**What to work on**: In this exercise, return the whole listing exactly, excluding any images.
____
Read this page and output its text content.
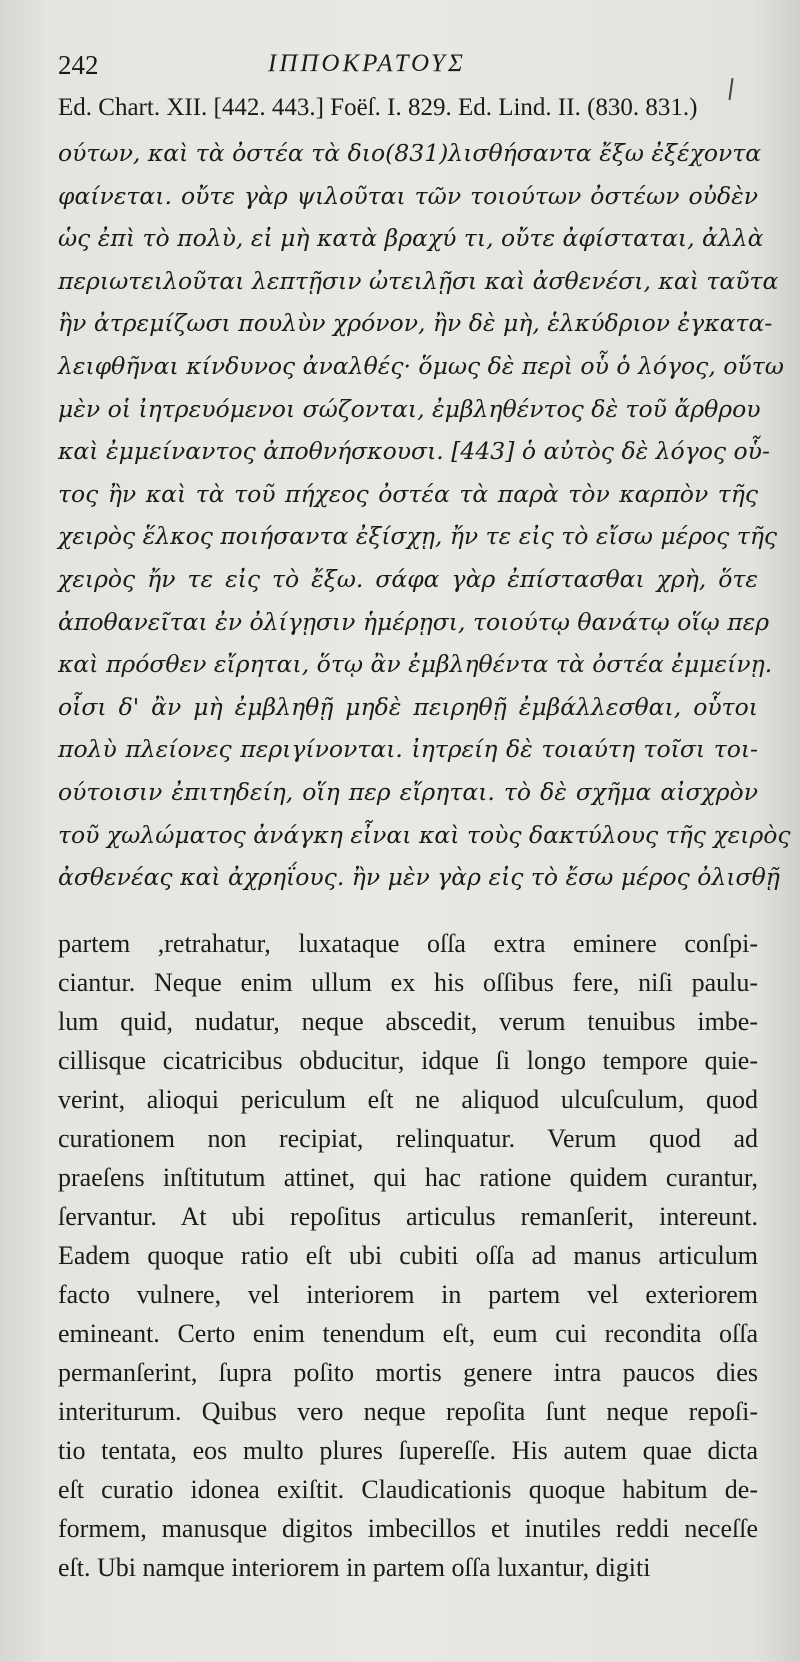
242	ΙΠΠΟΚΡΑΤΟΥΣ
Ed. Chart. XII. [442. 443.] Foëſ. I. 829. Ed. Lind. II. (830. 831.)
ούτων, καὶ τὰ ὀστέα τὰ διο(831)λισθήσαντα ἔξω ἐξέχοντα
φαίνεται. οὔτε γὰρ ψιλοῦται τῶν τοιούτων ὀστέων οὐδὲν
ὡς ἐπὶ τὸ πολὺ, εἰ μὴ κατὰ βραχύ τι, οὔτε ἀφίσταται, ἀλλὰ
περιωτειλοῦται λεπτῇσιν ὠτειλῇσι καὶ ἀσθενέσι, καὶ ταῦτα
ἢν ἀτρεμίζωσι πουλὺν χρόνον, ἢν δὲ μὴ, ἑλκύδριον ἐγκατα-
λειφθῆναι κίνδυνος ἀναλθές· ὅμως δὲ περὶ οὗ ὁ λόγος, οὕτω
μὲν οἱ ἰητρευόμενοι σώζονται, ἐμβληθέντος δὲ τοῦ ἄρθρου
καὶ ἐμμείναντος ἀποθνήσκουσι. [443] ὁ αὐτὸς δὲ λόγος οὗ-
τος ἢν καὶ τὰ τοῦ πήχεος ὀστέα τὰ παρὰ τὸν καρπὸν τῆς
χειρὸς ἕλκος ποιήσαντα ἐξίσχῃ, ἤν τε εἰς τὸ εἴσω μέρος τῆς
χειρὸς ἤν τε εἰς τὸ ἔξω. σάφα γὰρ ἐπίστασθαι χρὴ, ὅτε
ἀποθανεῖται ἐν ὀλίγῃσιν ἡμέρῃσι, τοιούτῳ θανάτῳ οἵῳ περ
καὶ πρόσθεν εἴρηται, ὅτῳ ἂν ἐμβληθέντα τὰ ὀστέα ἐμμείνῃ.
οἷσι δ' ἂν μὴ ἐμβληθῇ μηδὲ πειρηθῇ ἐμβάλλεσθαι, οὗτοι
πολὺ πλείονες περιγίνονται. ἰητρείη δὲ τοιαύτη τοῖσι τοι-
ούτοισιν ἐπιτηδείη, οἵη περ εἴρηται. τὸ δὲ σχῆμα αἰσχρὸν
τοῦ χωλώματος ἀνάγκη εἶναι καὶ τοὺς δακτύλους τῆς χειρὸς
ἀσθενέας καὶ ἀχρηΐους. ἢν μὲν γὰρ εἰς τὸ ἔσω μέρος ὀλισθῇ
partem ,retrahatur, luxataque oſſa extra eminere conſpi-
ciantur. Neque enim ullum ex his oſſibus fere, niſi paulu-
lum quid, nudatur, neque abscedit, verum tenuibus imbe-
cillisque cicatricibus obducitur, idque ſi longo tempore quie-
verint, alioqui periculum eſt ne aliquod ulcuſculum, quod
curationem non recipiat, relinquatur. Verum quod ad
praeſens inſtitutum attinet, qui hac ratione quidem curantur,
ſervantur. At ubi repoſitus articulus remanſerit, intereunt.
Eadem quoque ratio eſt ubi cubiti oſſa ad manus articulum
facto vulnere, vel interiorem in partem vel exteriorem
emineant. Certo enim tenendum eſt, eum cui recondita oſſa
permanſerint, ſupra poſito mortis genere intra paucos dies
interiturum. Quibus vero neque repoſita ſunt neque repoſi-
tio tentata, eos multo plures ſupereſſe. His autem quae dicta
eſt curatio idonea exiſtit. Claudicationis quoque habitum de-
formem, manusque digitos imbecillos et inutiles reddi neceſſe
eſt. Ubi namque interiorem in partem oſſa luxantur, digiti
____
**Correct response**:
Read this page and output its text content.
242	ΙΠΠΟΚΡΑΤΟΥΣ
Ed. Chart. XII. [442. 443.] Foëſ. I. 829. Ed. Lind. II. (830. 831.)
ούτων, καὶ τὰ ὀστέα τὰ διο(831)λισθήσαντα ἔξω ἐξέχοντα
φαίνεται. οὔτε γὰρ ψιλοῦται τῶν τοιούτων ὀστέων οὐδὲν
ὡς ἐπὶ τὸ πολὺ, εἰ μὴ κατὰ βραχύ τι, οὔτε ἀφίσταται, ἀλλὰ
περιωτειλοῦται λεπτῇσιν ὠτειλῇσι καὶ ἀσθενέσι, καὶ ταῦτα
ἢν ἀτρεμίζωσι πουλὺν χρόνον, ἢν δὲ μὴ, ἑλκύδριον ἐγκατα-
λειφθῆναι κίνδυνος ἀναλθές· ὅμως δὲ περὶ οὗ ὁ λόγος, οὕτω
μὲν οἱ ἰητρευόμενοι σώζονται, ἐμβληθέντος δὲ τοῦ ἄρθρου
καὶ ἐμμείναντος ἀποθνήσκουσι. [443] ὁ αὐτὸς δὲ λόγος οὗ-
τος ἢν καὶ τὰ τοῦ πήχεος ὀστέα τὰ παρὰ τὸν καρπὸν τῆς
χειρὸς ἕλκος ποιήσαντα ἐξίσχῃ, ἤν τε εἰς τὸ εἴσω μέρος τῆς
χειρὸς ἤν τε εἰς τὸ ἔξω. σάφα γὰρ ἐπίστασθαι χρὴ, ὅτε
ἀποθανεῖται ἐν ὀλίγῃσιν ἡμέρῃσι, τοιούτῳ θανάτῳ οἵῳ περ
καὶ πρόσθεν εἴρηται, ὅτῳ ἂν ἐμβληθέντα τὰ ὀστέα ἐμμείνῃ.
οἷσι δ' ἂν μὴ ἐμβληθῇ μηδὲ πειρηθῇ ἐμβάλλεσθαι, οὗτοι
πολὺ πλείονες περιγίνονται. ἰητρείη δὲ τοιαύτη τοῖσι τοι-
ούτοισιν ἐπιτηδείη, οἵη περ εἴρηται. τὸ δὲ σχῆμα αἰσχρὸν
τοῦ χωλώματος ἀνάγκη εἶναι καὶ τοὺς δακτύλους τῆς χειρὸς
ἀσθενέας καὶ ἀχρηΐους. ἢν μὲν γὰρ εἰς τὸ ἔσω μέρος ὀλισθῇ
partem ,retrahatur, luxataque oſſa extra eminere conſpi-
ciantur. Neque enim ullum ex his oſſibus fere, niſi paulu-
lum quid, nudatur, neque abscedit, verum tenuibus imbe-
cillisque cicatricibus obducitur, idque ſi longo tempore quie-
verint, alioqui periculum eſt ne aliquod ulcuſculum, quod
curationem non recipiat, relinquatur. Verum quod ad
praeſens inſtitutum attinet, qui hac ratione quidem curantur,
ſervantur. At ubi repoſitus articulus remanſerit, intereunt.
Eadem quoque ratio eſt ubi cubiti oſſa ad manus articulum
facto vulnere, vel interiorem in partem vel exteriorem
emineant. Certo enim tenendum eſt, eum cui recondita oſſa
permanſerint, ſupra poſito mortis genere intra paucos dies
interiturum. Quibus vero neque repoſita ſunt neque repoſi-
tio tentata, eos multo plures ſupereſſe. His autem quae dicta
eſt curatio idonea exiſtit. Claudicationis quoque habitum de-
formem, manusque digitos imbecillos et inutiles reddi neceſſe
eſt. Ubi namque interiorem in partem oſſa luxantur, digiti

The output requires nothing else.